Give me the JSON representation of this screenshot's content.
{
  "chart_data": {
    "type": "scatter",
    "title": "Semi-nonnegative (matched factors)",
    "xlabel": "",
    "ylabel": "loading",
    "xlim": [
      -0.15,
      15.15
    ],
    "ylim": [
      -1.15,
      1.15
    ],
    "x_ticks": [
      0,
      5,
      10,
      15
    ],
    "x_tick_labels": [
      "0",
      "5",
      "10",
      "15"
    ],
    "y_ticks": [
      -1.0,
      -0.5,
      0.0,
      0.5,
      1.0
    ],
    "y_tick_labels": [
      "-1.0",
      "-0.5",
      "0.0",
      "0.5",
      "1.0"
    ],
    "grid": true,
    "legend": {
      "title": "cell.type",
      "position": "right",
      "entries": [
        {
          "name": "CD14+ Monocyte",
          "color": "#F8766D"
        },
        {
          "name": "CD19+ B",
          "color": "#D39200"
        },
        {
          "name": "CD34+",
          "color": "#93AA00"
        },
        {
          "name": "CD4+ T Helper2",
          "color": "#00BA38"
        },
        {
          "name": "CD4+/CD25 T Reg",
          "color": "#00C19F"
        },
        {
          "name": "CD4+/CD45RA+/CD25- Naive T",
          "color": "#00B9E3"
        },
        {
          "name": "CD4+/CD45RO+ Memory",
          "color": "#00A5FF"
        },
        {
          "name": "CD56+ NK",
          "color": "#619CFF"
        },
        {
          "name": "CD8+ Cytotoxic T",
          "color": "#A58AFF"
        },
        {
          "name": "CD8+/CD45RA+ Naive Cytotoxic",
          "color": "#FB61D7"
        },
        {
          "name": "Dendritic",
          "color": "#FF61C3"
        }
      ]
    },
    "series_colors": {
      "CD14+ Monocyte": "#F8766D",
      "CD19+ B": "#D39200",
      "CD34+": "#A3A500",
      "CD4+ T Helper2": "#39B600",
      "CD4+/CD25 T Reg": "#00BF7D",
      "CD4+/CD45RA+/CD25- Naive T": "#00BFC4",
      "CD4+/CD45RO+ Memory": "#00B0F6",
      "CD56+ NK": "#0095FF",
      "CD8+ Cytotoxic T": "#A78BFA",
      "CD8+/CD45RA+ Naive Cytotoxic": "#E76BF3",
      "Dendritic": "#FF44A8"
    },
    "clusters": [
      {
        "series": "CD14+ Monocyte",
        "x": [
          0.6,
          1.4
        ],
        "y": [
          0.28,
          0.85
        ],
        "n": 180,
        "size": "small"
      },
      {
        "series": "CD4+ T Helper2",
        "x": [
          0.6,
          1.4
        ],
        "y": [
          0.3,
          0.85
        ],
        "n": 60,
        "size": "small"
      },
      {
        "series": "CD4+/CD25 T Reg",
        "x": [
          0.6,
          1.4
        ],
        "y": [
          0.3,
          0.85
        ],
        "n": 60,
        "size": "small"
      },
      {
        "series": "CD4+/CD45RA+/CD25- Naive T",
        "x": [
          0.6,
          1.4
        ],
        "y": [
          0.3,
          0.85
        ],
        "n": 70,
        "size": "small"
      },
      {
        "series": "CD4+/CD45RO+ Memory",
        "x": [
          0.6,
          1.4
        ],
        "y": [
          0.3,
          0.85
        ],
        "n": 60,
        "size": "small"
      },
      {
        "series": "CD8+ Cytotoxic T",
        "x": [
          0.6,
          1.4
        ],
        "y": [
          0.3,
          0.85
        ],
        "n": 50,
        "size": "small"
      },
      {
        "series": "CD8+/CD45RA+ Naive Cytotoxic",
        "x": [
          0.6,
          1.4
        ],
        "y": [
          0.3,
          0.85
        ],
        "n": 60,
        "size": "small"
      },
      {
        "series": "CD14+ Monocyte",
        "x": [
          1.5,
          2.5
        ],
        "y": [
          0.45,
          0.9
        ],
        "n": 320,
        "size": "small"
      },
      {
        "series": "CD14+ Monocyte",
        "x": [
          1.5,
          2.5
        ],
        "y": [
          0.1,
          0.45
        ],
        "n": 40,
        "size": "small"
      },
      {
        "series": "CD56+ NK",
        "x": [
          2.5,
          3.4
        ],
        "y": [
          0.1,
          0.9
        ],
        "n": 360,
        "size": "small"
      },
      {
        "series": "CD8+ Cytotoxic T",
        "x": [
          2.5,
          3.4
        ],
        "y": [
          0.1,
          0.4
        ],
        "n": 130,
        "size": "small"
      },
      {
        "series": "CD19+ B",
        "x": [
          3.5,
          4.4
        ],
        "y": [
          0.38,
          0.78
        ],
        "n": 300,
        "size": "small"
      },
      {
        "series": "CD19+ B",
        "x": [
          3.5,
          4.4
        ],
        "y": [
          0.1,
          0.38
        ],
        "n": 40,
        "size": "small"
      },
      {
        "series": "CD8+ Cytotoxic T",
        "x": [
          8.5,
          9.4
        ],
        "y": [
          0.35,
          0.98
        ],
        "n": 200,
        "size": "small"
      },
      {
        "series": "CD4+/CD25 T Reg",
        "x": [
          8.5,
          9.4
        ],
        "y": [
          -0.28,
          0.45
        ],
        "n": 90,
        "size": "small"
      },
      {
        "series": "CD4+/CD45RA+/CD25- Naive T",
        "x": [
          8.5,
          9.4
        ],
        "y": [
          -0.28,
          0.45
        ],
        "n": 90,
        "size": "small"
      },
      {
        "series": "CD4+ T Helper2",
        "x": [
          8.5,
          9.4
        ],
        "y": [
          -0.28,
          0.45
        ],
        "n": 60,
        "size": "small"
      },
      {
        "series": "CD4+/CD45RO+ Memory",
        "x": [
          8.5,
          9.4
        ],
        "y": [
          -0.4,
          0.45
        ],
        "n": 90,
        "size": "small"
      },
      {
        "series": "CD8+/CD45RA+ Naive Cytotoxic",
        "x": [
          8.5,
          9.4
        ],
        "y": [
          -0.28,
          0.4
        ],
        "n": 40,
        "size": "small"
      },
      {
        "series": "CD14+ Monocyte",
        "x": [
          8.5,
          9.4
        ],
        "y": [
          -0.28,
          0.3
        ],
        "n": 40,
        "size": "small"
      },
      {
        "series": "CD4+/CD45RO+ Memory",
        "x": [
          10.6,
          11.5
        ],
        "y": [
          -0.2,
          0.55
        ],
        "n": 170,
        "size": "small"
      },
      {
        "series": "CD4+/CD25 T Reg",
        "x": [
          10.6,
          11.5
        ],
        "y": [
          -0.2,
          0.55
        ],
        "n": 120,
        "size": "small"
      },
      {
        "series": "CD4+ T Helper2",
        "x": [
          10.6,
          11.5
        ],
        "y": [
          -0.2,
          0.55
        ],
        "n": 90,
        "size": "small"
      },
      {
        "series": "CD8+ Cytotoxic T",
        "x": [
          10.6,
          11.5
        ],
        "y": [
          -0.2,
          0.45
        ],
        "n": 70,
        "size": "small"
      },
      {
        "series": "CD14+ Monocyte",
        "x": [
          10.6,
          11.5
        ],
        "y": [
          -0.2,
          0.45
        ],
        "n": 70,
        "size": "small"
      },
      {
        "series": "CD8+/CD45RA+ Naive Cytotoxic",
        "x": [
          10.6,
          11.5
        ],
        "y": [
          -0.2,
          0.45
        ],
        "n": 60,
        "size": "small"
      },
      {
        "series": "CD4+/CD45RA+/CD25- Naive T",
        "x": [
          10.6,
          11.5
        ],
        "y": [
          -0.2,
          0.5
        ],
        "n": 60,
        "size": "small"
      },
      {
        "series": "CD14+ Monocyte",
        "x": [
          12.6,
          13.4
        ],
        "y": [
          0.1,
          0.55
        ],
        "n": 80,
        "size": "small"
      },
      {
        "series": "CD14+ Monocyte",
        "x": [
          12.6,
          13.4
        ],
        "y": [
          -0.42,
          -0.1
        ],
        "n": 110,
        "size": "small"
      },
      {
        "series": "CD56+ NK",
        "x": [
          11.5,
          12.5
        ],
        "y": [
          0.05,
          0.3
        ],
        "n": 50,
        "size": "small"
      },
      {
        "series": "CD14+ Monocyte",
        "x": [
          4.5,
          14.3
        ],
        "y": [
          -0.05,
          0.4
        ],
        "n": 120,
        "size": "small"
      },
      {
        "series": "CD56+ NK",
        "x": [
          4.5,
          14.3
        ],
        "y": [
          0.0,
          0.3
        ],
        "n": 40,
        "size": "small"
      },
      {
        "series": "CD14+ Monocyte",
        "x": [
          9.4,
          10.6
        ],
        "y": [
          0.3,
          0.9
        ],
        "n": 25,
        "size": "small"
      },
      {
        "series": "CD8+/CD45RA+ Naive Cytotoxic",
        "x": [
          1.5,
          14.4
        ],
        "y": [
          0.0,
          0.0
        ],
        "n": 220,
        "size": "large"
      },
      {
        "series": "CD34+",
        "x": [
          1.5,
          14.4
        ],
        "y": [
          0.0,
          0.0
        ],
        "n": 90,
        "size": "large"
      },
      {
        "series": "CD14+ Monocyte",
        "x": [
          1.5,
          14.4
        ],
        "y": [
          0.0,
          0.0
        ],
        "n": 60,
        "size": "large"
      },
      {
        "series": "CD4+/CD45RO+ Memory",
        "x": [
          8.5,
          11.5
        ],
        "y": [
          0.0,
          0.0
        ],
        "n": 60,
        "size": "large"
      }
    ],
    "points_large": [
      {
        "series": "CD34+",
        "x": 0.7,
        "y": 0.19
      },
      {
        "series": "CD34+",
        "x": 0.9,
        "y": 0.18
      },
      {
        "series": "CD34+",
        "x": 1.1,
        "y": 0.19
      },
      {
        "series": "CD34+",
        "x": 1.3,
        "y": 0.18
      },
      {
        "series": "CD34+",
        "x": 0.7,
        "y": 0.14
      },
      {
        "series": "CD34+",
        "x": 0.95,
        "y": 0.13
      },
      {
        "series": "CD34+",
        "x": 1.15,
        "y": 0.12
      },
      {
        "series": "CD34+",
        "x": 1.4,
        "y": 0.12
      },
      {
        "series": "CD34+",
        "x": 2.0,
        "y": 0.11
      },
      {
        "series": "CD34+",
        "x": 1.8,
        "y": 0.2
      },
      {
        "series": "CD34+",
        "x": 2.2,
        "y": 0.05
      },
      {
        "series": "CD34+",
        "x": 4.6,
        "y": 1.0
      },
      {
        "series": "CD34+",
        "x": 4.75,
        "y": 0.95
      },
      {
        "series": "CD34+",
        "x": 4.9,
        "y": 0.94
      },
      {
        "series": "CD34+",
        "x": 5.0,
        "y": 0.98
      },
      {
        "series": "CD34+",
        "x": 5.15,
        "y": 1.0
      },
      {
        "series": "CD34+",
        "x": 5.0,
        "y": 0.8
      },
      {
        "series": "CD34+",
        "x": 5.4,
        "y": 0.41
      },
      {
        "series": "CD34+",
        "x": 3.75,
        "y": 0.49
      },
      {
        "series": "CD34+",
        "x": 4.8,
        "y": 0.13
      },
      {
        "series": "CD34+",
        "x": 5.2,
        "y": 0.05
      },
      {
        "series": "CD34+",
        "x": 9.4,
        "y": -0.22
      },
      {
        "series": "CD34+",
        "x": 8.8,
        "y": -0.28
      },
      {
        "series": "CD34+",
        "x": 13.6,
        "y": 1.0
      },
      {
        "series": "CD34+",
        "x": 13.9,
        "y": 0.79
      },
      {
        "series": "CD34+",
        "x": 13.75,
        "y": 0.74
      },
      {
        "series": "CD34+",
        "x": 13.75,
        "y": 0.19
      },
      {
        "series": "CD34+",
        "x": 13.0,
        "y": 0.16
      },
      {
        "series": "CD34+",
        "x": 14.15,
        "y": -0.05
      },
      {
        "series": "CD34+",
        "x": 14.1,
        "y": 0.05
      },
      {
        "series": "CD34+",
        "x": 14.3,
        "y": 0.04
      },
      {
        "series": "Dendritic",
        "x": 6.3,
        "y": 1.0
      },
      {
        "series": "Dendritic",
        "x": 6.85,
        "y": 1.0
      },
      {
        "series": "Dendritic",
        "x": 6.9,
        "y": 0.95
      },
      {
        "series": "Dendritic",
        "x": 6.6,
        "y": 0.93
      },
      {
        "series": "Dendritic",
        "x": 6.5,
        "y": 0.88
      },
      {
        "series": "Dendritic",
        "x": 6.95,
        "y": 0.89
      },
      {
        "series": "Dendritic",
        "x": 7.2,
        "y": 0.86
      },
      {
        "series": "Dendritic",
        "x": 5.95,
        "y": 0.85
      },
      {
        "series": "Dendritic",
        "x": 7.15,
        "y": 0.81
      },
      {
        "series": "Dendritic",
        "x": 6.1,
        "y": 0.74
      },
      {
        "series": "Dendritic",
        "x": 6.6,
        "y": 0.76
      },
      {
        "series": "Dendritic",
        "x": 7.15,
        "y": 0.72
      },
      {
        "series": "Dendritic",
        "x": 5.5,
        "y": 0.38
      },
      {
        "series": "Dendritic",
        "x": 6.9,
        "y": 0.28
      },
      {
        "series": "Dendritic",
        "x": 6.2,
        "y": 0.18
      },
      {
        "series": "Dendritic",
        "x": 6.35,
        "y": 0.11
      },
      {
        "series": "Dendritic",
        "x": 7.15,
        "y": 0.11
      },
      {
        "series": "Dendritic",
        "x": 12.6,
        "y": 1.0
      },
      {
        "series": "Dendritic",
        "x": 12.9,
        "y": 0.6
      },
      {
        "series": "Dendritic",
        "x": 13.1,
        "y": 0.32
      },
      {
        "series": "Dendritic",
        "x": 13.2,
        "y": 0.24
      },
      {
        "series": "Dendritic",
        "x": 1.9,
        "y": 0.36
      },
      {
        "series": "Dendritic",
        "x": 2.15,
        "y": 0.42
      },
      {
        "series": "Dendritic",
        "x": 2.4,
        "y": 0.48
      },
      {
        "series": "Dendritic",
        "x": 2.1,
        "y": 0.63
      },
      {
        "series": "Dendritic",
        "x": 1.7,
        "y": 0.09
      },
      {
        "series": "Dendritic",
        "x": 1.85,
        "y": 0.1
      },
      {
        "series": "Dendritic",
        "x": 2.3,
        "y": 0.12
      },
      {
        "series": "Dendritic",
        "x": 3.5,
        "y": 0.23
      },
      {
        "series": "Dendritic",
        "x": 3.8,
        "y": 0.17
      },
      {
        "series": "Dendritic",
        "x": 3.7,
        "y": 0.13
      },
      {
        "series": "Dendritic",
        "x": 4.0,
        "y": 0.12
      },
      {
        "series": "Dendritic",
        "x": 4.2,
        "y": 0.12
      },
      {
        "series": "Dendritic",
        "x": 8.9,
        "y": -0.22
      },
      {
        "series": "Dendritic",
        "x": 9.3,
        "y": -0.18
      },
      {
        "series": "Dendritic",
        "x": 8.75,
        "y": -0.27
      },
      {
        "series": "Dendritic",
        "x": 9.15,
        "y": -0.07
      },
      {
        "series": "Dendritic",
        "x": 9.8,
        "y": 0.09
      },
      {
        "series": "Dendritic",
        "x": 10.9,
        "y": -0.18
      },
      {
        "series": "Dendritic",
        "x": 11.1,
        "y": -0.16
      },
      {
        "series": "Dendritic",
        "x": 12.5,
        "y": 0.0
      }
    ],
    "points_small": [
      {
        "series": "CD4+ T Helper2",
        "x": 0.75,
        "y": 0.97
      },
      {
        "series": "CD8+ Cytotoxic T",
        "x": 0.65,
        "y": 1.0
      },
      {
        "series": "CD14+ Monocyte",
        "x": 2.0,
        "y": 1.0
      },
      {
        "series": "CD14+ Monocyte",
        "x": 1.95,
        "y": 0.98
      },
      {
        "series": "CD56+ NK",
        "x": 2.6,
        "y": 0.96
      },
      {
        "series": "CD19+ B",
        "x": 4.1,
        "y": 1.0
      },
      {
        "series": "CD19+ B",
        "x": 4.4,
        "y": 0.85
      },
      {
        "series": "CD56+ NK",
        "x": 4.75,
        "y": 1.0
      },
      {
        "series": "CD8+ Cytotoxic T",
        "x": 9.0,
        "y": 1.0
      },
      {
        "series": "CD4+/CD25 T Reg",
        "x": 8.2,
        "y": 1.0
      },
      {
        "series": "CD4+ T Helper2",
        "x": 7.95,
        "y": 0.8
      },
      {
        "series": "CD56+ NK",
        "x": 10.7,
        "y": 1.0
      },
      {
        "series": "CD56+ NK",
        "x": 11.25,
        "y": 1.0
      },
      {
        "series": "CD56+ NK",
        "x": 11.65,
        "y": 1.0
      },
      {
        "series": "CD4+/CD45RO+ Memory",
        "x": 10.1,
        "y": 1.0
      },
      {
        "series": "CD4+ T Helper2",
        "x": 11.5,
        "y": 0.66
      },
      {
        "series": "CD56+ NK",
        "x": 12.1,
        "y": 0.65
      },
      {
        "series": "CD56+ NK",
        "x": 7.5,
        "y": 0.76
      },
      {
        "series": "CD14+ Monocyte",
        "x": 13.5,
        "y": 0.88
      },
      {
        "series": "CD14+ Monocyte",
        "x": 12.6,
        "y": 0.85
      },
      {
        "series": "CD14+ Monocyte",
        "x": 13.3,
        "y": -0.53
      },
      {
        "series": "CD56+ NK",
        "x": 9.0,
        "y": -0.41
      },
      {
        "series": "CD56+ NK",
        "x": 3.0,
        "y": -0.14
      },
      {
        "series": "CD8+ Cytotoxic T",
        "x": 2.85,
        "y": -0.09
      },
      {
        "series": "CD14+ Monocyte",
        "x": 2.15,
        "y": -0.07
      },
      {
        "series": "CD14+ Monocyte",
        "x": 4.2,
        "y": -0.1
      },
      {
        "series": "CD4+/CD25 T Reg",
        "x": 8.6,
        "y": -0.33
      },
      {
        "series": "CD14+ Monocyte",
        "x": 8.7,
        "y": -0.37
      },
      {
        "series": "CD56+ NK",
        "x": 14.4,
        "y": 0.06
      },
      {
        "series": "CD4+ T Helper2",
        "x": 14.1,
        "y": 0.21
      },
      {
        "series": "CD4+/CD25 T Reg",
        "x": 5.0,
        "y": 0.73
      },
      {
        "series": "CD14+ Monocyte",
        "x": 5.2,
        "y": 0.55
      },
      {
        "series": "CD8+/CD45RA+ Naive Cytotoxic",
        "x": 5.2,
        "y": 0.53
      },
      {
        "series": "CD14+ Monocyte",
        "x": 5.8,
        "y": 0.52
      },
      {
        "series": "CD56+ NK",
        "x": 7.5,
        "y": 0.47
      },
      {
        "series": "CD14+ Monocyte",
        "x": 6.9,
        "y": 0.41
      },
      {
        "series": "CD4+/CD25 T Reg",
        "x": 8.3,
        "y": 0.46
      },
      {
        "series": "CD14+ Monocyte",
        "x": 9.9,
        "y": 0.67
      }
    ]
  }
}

|---|

**Problem requirements**
Pick out the lines above containing the word "name", then copy them.

**Task output**
          "name": "CD14+ Monocyte",
          "name": "CD19+ B",
          "name": "CD34+",
          "name": "CD4+ T Helper2",
          "name": "CD4+/CD25 T Reg",
          "name": "CD4+/CD45RA+/CD25- Naive T",
          "name": "CD4+/CD45RO+ Memory",
          "name": "CD56+ NK",
          "name": "CD8+ Cytotoxic T",
          "name": "CD8+/CD45RA+ Naive Cytotoxic",
          "name": "Dendritic",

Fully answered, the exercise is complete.